Rewrite the records from the start through the line containing "candle-body — [195, 142, 198, 153]", inclusive, replacing "volume-bar" with "volume-column" and leaving everything else unchanged. Give only those lines.

→ Page element annotations

<<<<

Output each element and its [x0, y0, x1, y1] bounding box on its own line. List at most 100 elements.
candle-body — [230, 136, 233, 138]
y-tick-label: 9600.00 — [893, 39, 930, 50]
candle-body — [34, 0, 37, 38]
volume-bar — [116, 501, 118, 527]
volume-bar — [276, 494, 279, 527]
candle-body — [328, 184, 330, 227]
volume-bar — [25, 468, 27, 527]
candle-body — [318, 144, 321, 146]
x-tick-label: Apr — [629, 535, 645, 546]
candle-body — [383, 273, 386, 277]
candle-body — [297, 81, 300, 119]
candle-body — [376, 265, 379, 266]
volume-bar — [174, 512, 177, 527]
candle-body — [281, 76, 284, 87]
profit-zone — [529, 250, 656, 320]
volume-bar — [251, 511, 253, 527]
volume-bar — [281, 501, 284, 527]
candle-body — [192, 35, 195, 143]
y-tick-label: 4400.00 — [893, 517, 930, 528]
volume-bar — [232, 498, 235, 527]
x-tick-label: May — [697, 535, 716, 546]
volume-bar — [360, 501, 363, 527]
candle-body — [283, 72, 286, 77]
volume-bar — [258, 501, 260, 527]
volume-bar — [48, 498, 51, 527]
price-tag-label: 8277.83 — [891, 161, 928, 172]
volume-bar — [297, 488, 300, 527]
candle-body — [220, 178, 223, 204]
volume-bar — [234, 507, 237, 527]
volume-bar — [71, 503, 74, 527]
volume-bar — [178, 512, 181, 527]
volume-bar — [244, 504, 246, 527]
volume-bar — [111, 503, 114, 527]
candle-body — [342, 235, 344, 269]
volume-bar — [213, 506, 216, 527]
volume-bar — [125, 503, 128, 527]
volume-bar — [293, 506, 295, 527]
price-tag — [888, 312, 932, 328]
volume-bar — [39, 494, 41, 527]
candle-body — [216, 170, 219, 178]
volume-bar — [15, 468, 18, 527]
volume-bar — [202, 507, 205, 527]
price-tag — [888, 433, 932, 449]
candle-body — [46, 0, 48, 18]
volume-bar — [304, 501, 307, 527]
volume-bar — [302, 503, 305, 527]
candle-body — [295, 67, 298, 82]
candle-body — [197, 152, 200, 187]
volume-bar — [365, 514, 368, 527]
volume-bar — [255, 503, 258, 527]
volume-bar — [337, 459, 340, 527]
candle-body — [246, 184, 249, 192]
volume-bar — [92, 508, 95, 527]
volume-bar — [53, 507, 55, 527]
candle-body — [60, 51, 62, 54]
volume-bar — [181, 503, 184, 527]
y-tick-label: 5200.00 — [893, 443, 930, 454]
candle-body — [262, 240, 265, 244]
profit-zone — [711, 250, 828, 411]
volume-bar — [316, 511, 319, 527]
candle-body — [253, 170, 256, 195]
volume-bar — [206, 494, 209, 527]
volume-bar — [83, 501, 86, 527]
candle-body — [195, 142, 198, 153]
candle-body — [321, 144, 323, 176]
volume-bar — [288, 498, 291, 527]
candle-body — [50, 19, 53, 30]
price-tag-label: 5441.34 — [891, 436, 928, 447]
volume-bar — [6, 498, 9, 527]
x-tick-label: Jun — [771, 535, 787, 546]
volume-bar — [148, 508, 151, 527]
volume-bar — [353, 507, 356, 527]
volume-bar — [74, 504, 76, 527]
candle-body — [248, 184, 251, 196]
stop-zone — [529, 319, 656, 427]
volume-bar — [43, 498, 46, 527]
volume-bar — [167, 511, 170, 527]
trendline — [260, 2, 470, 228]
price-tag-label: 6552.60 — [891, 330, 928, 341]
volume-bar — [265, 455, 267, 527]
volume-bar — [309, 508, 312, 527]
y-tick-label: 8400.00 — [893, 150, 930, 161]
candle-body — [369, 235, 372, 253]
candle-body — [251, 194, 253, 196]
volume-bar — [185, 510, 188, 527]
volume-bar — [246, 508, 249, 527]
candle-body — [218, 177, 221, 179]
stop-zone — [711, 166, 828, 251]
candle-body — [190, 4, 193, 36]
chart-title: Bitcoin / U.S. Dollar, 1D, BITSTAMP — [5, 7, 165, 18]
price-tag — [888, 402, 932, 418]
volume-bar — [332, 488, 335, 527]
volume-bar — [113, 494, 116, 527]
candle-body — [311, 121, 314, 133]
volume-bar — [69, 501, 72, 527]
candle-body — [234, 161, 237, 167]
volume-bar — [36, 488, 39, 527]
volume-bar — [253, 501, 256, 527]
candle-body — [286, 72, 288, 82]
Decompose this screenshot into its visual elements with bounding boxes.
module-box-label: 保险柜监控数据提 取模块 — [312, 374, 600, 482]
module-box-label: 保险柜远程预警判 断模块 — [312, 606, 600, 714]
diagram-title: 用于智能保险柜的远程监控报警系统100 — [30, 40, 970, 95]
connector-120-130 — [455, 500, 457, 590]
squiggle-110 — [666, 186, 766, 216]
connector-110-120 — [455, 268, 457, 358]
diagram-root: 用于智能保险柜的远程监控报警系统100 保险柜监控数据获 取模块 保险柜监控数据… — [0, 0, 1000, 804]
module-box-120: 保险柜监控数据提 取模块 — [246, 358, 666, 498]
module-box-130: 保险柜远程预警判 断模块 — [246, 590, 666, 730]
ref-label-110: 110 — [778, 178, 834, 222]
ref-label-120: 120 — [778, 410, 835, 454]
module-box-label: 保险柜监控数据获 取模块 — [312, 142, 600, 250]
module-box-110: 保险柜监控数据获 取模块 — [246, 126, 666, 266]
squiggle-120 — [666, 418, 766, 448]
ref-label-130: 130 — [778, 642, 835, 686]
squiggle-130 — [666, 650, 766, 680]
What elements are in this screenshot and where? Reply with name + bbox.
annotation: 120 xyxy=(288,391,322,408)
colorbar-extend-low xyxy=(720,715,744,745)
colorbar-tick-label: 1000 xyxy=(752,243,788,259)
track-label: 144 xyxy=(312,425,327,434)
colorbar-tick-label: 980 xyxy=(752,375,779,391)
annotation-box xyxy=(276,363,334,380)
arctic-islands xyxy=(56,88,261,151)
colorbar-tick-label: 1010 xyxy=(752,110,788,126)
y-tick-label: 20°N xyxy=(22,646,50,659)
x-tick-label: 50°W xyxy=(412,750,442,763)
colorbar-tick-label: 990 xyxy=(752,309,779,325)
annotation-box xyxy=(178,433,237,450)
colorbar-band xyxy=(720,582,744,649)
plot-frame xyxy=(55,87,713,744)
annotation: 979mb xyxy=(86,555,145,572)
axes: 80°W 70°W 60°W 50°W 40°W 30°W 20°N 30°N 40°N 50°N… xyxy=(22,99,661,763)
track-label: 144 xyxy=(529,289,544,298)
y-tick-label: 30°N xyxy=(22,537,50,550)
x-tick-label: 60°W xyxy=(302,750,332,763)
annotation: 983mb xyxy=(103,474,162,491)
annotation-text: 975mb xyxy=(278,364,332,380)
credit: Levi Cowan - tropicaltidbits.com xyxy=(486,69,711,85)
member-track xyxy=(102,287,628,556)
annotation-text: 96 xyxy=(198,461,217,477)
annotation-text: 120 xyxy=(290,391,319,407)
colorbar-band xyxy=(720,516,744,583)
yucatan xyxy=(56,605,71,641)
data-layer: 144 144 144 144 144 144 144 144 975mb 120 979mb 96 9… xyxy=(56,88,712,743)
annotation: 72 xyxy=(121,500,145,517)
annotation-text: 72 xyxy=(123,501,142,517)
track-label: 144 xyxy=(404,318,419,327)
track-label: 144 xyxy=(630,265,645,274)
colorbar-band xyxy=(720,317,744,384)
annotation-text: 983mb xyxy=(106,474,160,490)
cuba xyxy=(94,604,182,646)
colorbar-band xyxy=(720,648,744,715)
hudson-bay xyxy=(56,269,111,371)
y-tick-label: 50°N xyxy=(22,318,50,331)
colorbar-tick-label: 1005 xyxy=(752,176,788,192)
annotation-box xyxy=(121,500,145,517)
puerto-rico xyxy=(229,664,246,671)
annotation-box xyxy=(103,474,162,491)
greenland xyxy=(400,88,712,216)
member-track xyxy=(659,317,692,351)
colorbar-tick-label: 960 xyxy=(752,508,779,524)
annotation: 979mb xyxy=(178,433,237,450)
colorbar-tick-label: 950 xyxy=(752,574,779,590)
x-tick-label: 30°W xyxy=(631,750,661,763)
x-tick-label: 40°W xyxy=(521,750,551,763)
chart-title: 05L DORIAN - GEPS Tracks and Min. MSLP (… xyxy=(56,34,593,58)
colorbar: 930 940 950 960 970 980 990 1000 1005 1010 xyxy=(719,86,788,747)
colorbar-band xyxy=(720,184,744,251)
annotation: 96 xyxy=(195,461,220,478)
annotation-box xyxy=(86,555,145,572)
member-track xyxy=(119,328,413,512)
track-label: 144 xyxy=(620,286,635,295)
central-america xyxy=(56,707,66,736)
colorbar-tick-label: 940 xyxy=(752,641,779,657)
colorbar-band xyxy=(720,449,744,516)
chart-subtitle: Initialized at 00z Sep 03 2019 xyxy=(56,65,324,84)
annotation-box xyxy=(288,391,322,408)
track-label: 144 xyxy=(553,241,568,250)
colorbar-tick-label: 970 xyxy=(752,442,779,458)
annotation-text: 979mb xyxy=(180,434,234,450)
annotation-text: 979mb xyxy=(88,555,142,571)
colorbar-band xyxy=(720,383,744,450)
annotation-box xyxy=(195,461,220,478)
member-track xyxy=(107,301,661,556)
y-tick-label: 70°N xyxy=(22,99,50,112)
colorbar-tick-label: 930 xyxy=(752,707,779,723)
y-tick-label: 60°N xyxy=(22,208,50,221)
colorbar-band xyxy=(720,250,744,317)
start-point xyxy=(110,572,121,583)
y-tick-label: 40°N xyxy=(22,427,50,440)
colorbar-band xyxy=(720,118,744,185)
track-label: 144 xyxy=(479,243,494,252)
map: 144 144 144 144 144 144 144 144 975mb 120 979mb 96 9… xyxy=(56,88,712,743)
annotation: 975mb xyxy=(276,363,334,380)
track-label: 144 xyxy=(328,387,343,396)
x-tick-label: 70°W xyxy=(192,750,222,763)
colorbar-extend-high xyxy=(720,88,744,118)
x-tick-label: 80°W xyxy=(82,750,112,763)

>>>>

→ Task output
Output each element and its [x0, y0, x1, y1] bounding box on its own line. List at most 100 elements.
candle-body — [230, 136, 233, 138]
y-tick-label: 9600.00 — [893, 39, 930, 50]
candle-body — [34, 0, 37, 38]
volume-column — [116, 501, 118, 527]
volume-column — [276, 494, 279, 527]
candle-body — [328, 184, 330, 227]
volume-column — [25, 468, 27, 527]
candle-body — [318, 144, 321, 146]
x-tick-label: Apr — [629, 535, 645, 546]
candle-body — [383, 273, 386, 277]
candle-body — [297, 81, 300, 119]
candle-body — [376, 265, 379, 266]
volume-column — [174, 512, 177, 527]
candle-body — [281, 76, 284, 87]
profit-zone — [529, 250, 656, 320]
volume-column — [251, 511, 253, 527]
volume-column — [281, 501, 284, 527]
candle-body — [192, 35, 195, 143]
y-tick-label: 4400.00 — [893, 517, 930, 528]
volume-column — [232, 498, 235, 527]
x-tick-label: May — [697, 535, 716, 546]
volume-column — [360, 501, 363, 527]
candle-body — [283, 72, 286, 77]
volume-column — [258, 501, 260, 527]
volume-column — [48, 498, 51, 527]
price-tag-label: 8277.83 — [891, 161, 928, 172]
volume-column — [297, 488, 300, 527]
candle-body — [220, 178, 223, 204]
volume-column — [234, 507, 237, 527]
volume-column — [71, 503, 74, 527]
volume-column — [178, 512, 181, 527]
volume-column — [244, 504, 246, 527]
volume-column — [111, 503, 114, 527]
candle-body — [342, 235, 344, 269]
volume-column — [213, 506, 216, 527]
volume-column — [125, 503, 128, 527]
volume-column — [293, 506, 295, 527]
price-tag — [888, 312, 932, 328]
volume-column — [39, 494, 41, 527]
candle-body — [216, 170, 219, 178]
volume-column — [15, 468, 18, 527]
volume-column — [202, 507, 205, 527]
price-tag — [888, 433, 932, 449]
candle-body — [46, 0, 48, 18]
volume-column — [304, 501, 307, 527]
volume-column — [302, 503, 305, 527]
candle-body — [295, 67, 298, 82]
candle-body — [197, 152, 200, 187]
volume-column — [365, 514, 368, 527]
volume-column — [255, 503, 258, 527]
volume-column — [337, 459, 340, 527]
candle-body — [246, 184, 249, 192]
volume-column — [92, 508, 95, 527]
volume-column — [53, 507, 55, 527]
candle-body — [60, 51, 62, 54]
volume-column — [181, 503, 184, 527]
y-tick-label: 5200.00 — [893, 443, 930, 454]
candle-body — [262, 240, 265, 244]
profit-zone — [711, 250, 828, 411]
volume-column — [316, 511, 319, 527]
candle-body — [253, 170, 256, 195]
volume-column — [206, 494, 209, 527]
volume-column — [83, 501, 86, 527]
candle-body — [195, 142, 198, 153]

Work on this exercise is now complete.